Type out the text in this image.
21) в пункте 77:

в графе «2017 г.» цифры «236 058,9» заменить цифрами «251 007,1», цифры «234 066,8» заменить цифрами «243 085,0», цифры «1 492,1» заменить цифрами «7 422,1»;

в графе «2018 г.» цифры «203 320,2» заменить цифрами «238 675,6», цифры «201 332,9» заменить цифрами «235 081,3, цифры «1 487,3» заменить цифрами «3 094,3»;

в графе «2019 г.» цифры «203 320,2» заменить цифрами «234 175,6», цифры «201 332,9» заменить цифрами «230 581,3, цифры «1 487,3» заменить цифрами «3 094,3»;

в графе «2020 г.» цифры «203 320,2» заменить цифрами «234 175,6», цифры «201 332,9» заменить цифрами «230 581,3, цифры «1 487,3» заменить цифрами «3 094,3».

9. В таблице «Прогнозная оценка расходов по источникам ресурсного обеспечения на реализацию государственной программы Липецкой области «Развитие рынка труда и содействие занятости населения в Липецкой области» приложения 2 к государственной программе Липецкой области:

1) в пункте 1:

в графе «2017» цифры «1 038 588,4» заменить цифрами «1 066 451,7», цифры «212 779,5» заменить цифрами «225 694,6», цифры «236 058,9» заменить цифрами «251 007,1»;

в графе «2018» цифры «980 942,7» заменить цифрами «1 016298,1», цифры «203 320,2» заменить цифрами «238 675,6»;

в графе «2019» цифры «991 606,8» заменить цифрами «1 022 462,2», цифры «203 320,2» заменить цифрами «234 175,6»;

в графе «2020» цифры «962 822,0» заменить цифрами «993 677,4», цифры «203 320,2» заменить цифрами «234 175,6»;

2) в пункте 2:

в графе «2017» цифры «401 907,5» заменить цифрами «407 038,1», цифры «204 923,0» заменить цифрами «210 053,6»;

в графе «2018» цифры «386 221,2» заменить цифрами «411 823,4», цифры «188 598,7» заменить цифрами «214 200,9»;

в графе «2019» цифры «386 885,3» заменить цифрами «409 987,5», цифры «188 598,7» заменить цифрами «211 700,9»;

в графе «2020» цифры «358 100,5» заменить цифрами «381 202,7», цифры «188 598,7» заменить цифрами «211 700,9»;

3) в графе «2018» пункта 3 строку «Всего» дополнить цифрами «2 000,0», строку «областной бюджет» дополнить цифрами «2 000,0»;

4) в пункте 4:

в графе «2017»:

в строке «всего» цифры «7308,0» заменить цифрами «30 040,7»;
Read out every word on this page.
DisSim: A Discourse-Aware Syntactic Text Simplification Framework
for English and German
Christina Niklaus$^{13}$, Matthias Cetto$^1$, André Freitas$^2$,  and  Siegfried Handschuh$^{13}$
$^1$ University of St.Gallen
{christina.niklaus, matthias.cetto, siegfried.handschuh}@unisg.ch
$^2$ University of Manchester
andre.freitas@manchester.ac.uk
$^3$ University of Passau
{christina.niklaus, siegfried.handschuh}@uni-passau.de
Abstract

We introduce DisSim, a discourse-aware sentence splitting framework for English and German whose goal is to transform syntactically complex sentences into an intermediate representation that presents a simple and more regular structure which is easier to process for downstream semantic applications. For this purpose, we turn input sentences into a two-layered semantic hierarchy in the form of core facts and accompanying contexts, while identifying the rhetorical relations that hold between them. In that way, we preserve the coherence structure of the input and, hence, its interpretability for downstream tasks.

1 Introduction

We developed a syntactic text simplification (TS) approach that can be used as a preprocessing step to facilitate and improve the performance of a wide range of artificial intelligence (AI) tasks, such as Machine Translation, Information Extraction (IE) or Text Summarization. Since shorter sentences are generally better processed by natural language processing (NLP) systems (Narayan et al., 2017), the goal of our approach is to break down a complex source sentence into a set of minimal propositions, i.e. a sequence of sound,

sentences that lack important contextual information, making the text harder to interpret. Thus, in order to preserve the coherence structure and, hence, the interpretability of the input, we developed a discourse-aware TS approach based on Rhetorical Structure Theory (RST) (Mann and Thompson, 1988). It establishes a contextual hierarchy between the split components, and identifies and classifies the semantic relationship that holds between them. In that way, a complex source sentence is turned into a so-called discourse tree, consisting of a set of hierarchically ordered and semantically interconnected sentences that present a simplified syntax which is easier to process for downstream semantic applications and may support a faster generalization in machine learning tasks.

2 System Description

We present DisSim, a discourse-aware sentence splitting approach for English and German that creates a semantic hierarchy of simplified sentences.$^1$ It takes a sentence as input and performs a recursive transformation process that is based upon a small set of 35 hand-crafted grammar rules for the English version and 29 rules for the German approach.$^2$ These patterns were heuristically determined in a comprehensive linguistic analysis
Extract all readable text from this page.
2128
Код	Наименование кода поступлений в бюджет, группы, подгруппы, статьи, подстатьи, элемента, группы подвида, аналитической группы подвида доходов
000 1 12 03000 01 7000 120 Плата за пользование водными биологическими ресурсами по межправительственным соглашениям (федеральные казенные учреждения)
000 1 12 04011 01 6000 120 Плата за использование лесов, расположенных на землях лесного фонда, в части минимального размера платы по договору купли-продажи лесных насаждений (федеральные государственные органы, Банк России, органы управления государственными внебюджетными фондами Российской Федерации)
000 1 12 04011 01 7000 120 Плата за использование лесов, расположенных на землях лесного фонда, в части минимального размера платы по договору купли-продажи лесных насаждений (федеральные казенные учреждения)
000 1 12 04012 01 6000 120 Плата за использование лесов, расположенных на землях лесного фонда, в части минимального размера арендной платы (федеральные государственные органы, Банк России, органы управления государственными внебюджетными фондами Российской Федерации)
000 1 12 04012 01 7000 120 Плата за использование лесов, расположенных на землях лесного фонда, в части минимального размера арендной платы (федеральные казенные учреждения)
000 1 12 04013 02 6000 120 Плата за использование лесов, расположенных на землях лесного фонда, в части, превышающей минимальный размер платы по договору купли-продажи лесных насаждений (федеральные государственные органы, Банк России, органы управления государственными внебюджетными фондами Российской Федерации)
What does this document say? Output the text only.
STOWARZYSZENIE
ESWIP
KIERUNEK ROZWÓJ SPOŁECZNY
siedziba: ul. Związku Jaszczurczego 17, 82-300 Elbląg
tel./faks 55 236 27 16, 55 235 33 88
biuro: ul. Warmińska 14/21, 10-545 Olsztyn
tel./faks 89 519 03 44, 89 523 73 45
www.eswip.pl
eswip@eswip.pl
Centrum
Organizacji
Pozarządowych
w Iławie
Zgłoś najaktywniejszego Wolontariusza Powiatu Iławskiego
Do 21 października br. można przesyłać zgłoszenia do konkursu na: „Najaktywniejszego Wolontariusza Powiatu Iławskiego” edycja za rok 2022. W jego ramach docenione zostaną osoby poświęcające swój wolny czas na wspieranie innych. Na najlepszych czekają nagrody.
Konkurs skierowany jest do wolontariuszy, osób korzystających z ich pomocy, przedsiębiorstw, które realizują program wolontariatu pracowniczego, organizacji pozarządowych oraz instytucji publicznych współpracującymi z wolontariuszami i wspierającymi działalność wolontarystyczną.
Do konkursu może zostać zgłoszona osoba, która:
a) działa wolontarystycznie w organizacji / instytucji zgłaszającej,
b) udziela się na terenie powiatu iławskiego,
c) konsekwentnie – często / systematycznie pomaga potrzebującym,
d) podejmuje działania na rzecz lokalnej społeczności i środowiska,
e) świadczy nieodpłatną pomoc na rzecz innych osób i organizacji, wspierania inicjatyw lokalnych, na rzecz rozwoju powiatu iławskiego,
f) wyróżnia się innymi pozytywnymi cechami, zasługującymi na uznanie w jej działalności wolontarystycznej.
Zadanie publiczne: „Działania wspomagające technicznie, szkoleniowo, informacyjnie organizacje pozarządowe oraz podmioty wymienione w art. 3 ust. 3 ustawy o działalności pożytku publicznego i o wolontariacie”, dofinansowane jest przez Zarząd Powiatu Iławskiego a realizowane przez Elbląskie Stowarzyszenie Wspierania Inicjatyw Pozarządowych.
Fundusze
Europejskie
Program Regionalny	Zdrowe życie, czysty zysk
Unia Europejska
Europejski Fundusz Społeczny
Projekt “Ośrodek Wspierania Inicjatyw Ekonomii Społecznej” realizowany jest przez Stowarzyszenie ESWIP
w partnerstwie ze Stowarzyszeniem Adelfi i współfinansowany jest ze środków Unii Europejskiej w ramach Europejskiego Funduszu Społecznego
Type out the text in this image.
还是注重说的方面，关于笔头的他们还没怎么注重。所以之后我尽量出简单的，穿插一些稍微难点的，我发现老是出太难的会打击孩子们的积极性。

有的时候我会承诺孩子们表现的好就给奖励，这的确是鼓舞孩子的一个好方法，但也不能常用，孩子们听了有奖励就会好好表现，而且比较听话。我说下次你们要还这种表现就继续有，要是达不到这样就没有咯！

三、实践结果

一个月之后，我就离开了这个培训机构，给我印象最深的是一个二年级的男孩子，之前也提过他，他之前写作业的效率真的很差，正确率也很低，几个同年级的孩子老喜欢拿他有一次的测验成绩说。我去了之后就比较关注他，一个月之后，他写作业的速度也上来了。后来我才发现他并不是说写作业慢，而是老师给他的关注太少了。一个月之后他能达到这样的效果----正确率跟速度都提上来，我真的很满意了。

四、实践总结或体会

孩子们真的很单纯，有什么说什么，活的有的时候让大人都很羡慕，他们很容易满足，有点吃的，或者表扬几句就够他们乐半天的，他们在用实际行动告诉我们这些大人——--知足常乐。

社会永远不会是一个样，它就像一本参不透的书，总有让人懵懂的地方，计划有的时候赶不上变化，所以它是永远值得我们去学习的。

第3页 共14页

_____

From the data above, copy each line that holds "oraz".

Konkurs skierowany jest do wolontariuszy, osób korzystających z ich pomocy, przedsiębiorstw, które realizują program wolontariatu pracowniczego, organizacji pozarządowych oraz instytucji publicznych współpracującymi z wolontariuszami i wspierającymi działalność wolontarystyczną.
Zadanie publiczne: „Działania wspomagające technicznie, szkoleniowo, informacyjnie organizacje pozarządowe oraz podmioty wymienione w art. 3 ust. 3 ustawy o działalności pożytku publicznego i o wolontariacie”, dofinansowane jest przez Zarząd Powiatu Iławskiego a realizowane przez Elbląskie Stowarzyszenie Wspierania Inicjatyw Pozarządowych.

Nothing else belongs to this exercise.